Saklanan kayıtlar:
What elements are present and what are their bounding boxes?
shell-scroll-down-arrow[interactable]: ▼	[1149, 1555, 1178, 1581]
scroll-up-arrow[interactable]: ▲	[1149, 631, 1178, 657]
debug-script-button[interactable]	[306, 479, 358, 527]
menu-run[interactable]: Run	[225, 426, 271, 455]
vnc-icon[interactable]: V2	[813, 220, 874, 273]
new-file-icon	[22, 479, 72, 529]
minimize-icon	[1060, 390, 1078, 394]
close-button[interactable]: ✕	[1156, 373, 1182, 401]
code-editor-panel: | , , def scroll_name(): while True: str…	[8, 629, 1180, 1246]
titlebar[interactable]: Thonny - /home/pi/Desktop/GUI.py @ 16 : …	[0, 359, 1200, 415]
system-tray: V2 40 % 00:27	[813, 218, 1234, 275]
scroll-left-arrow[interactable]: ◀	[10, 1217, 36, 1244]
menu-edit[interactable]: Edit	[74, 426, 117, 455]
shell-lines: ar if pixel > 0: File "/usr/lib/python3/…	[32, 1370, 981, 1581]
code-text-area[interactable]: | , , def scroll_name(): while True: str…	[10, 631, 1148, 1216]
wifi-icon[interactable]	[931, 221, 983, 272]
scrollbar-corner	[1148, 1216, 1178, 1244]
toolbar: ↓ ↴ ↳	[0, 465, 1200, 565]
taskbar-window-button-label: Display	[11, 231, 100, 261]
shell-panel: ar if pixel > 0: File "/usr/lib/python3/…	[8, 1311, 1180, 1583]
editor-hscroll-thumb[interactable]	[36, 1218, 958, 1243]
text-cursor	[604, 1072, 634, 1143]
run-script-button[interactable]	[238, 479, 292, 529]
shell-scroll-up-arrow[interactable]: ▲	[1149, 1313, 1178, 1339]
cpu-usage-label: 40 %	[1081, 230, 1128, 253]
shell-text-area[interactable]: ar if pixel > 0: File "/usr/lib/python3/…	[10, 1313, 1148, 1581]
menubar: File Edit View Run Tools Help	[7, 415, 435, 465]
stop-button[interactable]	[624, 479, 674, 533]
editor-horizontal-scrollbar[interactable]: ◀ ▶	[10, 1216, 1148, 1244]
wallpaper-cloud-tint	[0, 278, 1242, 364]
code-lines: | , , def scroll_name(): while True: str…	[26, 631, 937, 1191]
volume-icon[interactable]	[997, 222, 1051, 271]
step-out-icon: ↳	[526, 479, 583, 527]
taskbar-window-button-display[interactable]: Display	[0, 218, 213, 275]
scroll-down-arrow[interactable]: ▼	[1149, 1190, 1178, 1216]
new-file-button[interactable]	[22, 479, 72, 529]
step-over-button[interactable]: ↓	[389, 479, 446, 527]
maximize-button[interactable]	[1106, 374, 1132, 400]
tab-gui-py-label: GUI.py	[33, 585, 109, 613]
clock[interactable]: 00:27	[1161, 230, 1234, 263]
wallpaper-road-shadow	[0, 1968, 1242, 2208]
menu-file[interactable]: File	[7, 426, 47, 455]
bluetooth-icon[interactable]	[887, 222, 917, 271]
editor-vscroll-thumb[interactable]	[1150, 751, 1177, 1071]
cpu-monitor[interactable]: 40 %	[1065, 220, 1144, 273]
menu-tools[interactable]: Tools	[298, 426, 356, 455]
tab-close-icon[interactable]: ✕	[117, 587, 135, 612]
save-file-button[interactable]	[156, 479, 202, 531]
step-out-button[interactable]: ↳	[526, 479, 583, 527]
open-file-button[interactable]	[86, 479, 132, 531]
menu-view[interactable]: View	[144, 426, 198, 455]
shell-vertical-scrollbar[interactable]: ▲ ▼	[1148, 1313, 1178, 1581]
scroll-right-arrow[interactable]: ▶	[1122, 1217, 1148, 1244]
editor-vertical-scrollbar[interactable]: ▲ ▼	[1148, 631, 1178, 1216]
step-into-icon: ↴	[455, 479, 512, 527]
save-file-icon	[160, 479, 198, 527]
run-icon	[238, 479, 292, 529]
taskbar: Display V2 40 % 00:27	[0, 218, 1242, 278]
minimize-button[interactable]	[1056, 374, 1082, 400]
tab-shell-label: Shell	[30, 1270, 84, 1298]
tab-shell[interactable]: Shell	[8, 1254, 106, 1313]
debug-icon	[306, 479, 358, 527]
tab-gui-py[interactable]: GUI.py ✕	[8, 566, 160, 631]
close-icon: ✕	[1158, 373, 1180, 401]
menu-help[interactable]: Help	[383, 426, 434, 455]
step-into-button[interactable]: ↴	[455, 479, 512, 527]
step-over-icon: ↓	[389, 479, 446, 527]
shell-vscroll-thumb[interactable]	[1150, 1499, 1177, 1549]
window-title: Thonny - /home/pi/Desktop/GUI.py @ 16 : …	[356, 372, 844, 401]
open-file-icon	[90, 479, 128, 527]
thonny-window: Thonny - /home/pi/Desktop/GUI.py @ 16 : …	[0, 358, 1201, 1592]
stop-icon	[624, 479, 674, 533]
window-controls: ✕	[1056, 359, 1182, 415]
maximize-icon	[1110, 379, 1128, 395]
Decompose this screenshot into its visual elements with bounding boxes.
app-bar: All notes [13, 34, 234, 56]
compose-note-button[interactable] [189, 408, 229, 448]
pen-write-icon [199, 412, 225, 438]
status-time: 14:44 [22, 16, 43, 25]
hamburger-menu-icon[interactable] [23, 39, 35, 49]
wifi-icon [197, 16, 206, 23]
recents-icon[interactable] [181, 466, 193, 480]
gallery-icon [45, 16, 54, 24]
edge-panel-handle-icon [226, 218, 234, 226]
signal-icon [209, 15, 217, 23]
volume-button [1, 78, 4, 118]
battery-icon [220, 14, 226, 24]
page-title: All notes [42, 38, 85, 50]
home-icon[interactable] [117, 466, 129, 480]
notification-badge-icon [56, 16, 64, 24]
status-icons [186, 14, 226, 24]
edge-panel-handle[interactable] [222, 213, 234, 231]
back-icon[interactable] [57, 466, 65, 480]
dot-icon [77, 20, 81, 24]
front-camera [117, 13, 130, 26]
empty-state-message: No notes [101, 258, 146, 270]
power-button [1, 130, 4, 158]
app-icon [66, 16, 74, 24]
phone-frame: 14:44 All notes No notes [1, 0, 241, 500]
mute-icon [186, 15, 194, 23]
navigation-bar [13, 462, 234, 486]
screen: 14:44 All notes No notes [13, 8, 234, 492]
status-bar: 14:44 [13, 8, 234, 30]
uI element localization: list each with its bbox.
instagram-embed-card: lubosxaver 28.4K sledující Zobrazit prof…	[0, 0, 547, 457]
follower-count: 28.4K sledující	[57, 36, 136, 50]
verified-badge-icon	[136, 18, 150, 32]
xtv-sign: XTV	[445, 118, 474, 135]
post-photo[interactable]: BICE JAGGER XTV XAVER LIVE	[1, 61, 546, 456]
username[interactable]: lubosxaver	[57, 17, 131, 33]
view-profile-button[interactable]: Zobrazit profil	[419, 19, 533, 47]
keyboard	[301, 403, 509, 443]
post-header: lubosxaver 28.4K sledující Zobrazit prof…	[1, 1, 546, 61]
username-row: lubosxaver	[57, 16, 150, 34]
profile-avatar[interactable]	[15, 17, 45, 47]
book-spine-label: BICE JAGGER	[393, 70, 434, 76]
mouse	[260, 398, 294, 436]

Yapılacak iş:
Yukarıdaki malzemenin tamamını, her satırı tek bir harfini bile değiştirmeden geri döndür.

Tam yanıt:
What elements are present and what are their bounding boxes?
shell-scroll-down-arrow[interactable]: ▼	[1149, 1555, 1178, 1581]
scroll-up-arrow[interactable]: ▲	[1149, 631, 1178, 657]
debug-script-button[interactable]	[306, 479, 358, 527]
menu-run[interactable]: Run	[225, 426, 271, 455]
vnc-icon[interactable]: V2	[813, 220, 874, 273]
new-file-icon	[22, 479, 72, 529]
minimize-icon	[1060, 390, 1078, 394]
close-button[interactable]: ✕	[1156, 373, 1182, 401]
code-editor-panel: | , , def scroll_name(): while True: str…	[8, 629, 1180, 1246]
titlebar[interactable]: Thonny - /home/pi/Desktop/GUI.py @ 16 : …	[0, 359, 1200, 415]
system-tray: V2 40 % 00:27	[813, 218, 1234, 275]
scroll-left-arrow[interactable]: ◀	[10, 1217, 36, 1244]
menu-edit[interactable]: Edit	[74, 426, 117, 455]
shell-lines: ar if pixel > 0: File "/usr/lib/python3/…	[32, 1370, 981, 1581]
code-text-area[interactable]: | , , def scroll_name(): while True: str…	[10, 631, 1148, 1216]
wifi-icon[interactable]	[931, 221, 983, 272]
scrollbar-corner	[1148, 1216, 1178, 1244]
toolbar: ↓ ↴ ↳	[0, 465, 1200, 565]
taskbar-window-button-label: Display	[11, 231, 100, 261]
shell-panel: ar if pixel > 0: File "/usr/lib/python3/…	[8, 1311, 1180, 1583]
editor-hscroll-thumb[interactable]	[36, 1218, 958, 1243]
text-cursor	[604, 1072, 634, 1143]
run-script-button[interactable]	[238, 479, 292, 529]
shell-scroll-up-arrow[interactable]: ▲	[1149, 1313, 1178, 1339]
cpu-usage-label: 40 %	[1081, 230, 1128, 253]
shell-text-area[interactable]: ar if pixel > 0: File "/usr/lib/python3/…	[10, 1313, 1148, 1581]
menubar: File Edit View Run Tools Help	[7, 415, 435, 465]
stop-button[interactable]	[624, 479, 674, 533]
editor-horizontal-scrollbar[interactable]: ◀ ▶	[10, 1216, 1148, 1244]
wallpaper-cloud-tint	[0, 278, 1242, 364]
code-lines: | , , def scroll_name(): while True: str…	[26, 631, 937, 1191]
volume-icon[interactable]	[997, 222, 1051, 271]
step-out-icon: ↳	[526, 479, 583, 527]
taskbar-window-button-display[interactable]: Display	[0, 218, 213, 275]
scroll-down-arrow[interactable]: ▼	[1149, 1190, 1178, 1216]
new-file-button[interactable]	[22, 479, 72, 529]
step-over-button[interactable]: ↓	[389, 479, 446, 527]
maximize-button[interactable]	[1106, 374, 1132, 400]
tab-gui-py-label: GUI.py	[33, 585, 109, 613]
clock[interactable]: 00:27	[1161, 230, 1234, 263]
wallpaper-road-shadow	[0, 1968, 1242, 2208]
menu-file[interactable]: File	[7, 426, 47, 455]
bluetooth-icon[interactable]	[887, 222, 917, 271]
editor-vscroll-thumb[interactable]	[1150, 751, 1177, 1071]
cpu-monitor[interactable]: 40 %	[1065, 220, 1144, 273]
menu-tools[interactable]: Tools	[298, 426, 356, 455]
tab-close-icon[interactable]: ✕	[117, 587, 135, 612]
save-file-button[interactable]	[156, 479, 202, 531]
step-out-button[interactable]: ↳	[526, 479, 583, 527]
open-file-button[interactable]	[86, 479, 132, 531]
menu-view[interactable]: View	[144, 426, 198, 455]
shell-vertical-scrollbar[interactable]: ▲ ▼	[1148, 1313, 1178, 1581]
scroll-right-arrow[interactable]: ▶	[1122, 1217, 1148, 1244]
editor-vertical-scrollbar[interactable]: ▲ ▼	[1148, 631, 1178, 1216]
step-into-icon: ↴	[455, 479, 512, 527]
save-file-icon	[160, 479, 198, 527]
run-icon	[238, 479, 292, 529]
taskbar: Display V2 40 % 00:27	[0, 218, 1242, 278]
minimize-button[interactable]	[1056, 374, 1082, 400]
tab-shell-label: Shell	[30, 1270, 84, 1298]
tab-shell[interactable]: Shell	[8, 1254, 106, 1313]
debug-icon	[306, 479, 358, 527]
tab-gui-py[interactable]: GUI.py ✕	[8, 566, 160, 631]
close-icon: ✕	[1158, 373, 1180, 401]
menu-help[interactable]: Help	[383, 426, 434, 455]
step-into-button[interactable]: ↴	[455, 479, 512, 527]
step-over-icon: ↓	[389, 479, 446, 527]
shell-vscroll-thumb[interactable]	[1150, 1499, 1177, 1549]
window-title: Thonny - /home/pi/Desktop/GUI.py @ 16 : …	[356, 372, 844, 401]
open-file-icon	[90, 479, 128, 527]
thonny-window: Thonny - /home/pi/Desktop/GUI.py @ 16 : …	[0, 358, 1201, 1592]
stop-icon	[624, 479, 674, 533]
window-controls: ✕	[1056, 359, 1182, 415]
maximize-icon	[1110, 379, 1128, 395]
Decompose this screenshot into its visual elements with bounding boxes.
app-bar: All notes [13, 34, 234, 56]
compose-note-button[interactable] [189, 408, 229, 448]
pen-write-icon [199, 412, 225, 438]
status-time: 14:44 [22, 16, 43, 25]
hamburger-menu-icon[interactable] [23, 39, 35, 49]
wifi-icon [197, 16, 206, 23]
recents-icon[interactable] [181, 466, 193, 480]
gallery-icon [45, 16, 54, 24]
edge-panel-handle-icon [226, 218, 234, 226]
signal-icon [209, 15, 217, 23]
volume-button [1, 78, 4, 118]
battery-icon [220, 14, 226, 24]
page-title: All notes [42, 38, 85, 50]
home-icon[interactable] [117, 466, 129, 480]
notification-badge-icon [56, 16, 64, 24]
status-icons [186, 14, 226, 24]
edge-panel-handle[interactable] [222, 213, 234, 231]
back-icon[interactable] [57, 466, 65, 480]
dot-icon [77, 20, 81, 24]
front-camera [117, 13, 130, 26]
empty-state-message: No notes [101, 258, 146, 270]
power-button [1, 130, 4, 158]
app-icon [66, 16, 74, 24]
phone-frame: 14:44 All notes No notes [1, 0, 241, 500]
mute-icon [186, 15, 194, 23]
navigation-bar [13, 462, 234, 486]
screen: 14:44 All notes No notes [13, 8, 234, 492]
status-bar: 14:44 [13, 8, 234, 30]
uI element localization: list each with its bbox.
instagram-embed-card: lubosxaver 28.4K sledující Zobrazit prof…	[0, 0, 547, 457]
follower-count: 28.4K sledující	[57, 36, 136, 50]
verified-badge-icon	[136, 18, 150, 32]
xtv-sign: XTV	[445, 118, 474, 135]
post-photo[interactable]: BICE JAGGER XTV XAVER LIVE	[1, 61, 546, 456]
username[interactable]: lubosxaver	[57, 17, 131, 33]
view-profile-button[interactable]: Zobrazit profil	[419, 19, 533, 47]
keyboard	[301, 403, 509, 443]
post-header: lubosxaver 28.4K sledující Zobrazit prof…	[1, 1, 546, 61]
username-row: lubosxaver	[57, 16, 150, 34]
profile-avatar[interactable]	[15, 17, 45, 47]
book-spine-label: BICE JAGGER	[393, 70, 434, 76]
mouse	[260, 398, 294, 436]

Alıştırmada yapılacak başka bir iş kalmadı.